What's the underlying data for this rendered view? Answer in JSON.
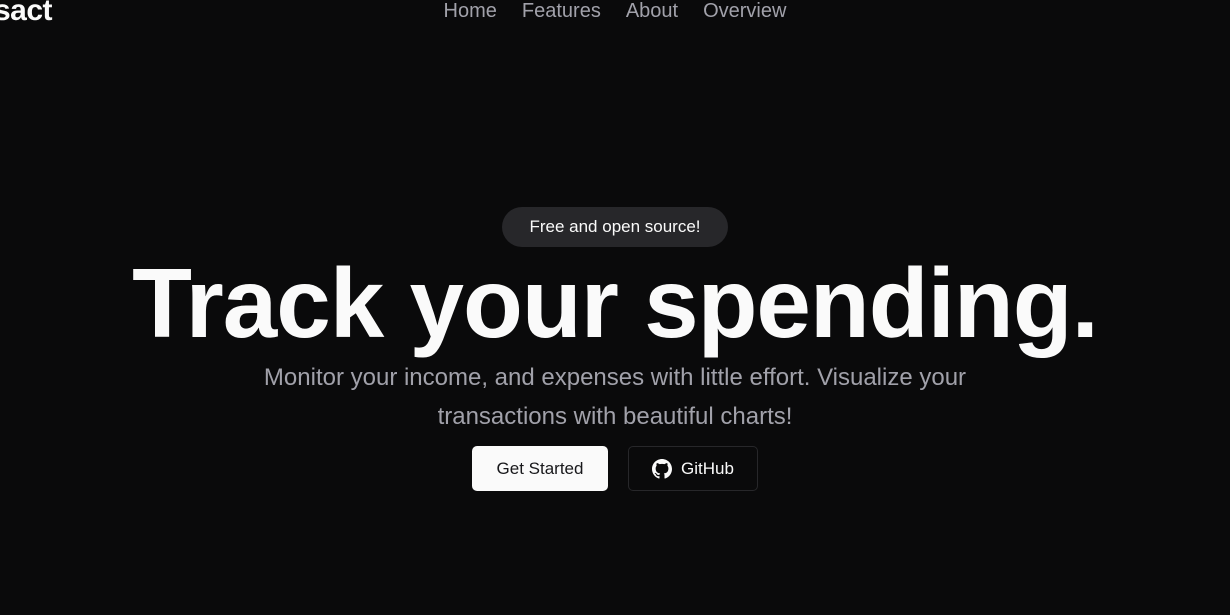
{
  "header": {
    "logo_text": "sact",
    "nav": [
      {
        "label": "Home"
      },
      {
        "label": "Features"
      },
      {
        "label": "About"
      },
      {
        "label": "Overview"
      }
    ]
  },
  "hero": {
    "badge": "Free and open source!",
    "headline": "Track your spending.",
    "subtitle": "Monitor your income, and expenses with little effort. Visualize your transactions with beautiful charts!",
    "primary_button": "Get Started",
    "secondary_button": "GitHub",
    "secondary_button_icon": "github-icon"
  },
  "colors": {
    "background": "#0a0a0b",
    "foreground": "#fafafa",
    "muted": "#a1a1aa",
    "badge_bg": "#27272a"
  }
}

*****

**Exercise aim:** Select and copy each line from the data that includes the word "your".

**Answer for this exercise:**
    "headline": "Track your spending.",
    "subtitle": "Monitor your income, and expenses with little effort. Visualize your transactions with beautiful charts!",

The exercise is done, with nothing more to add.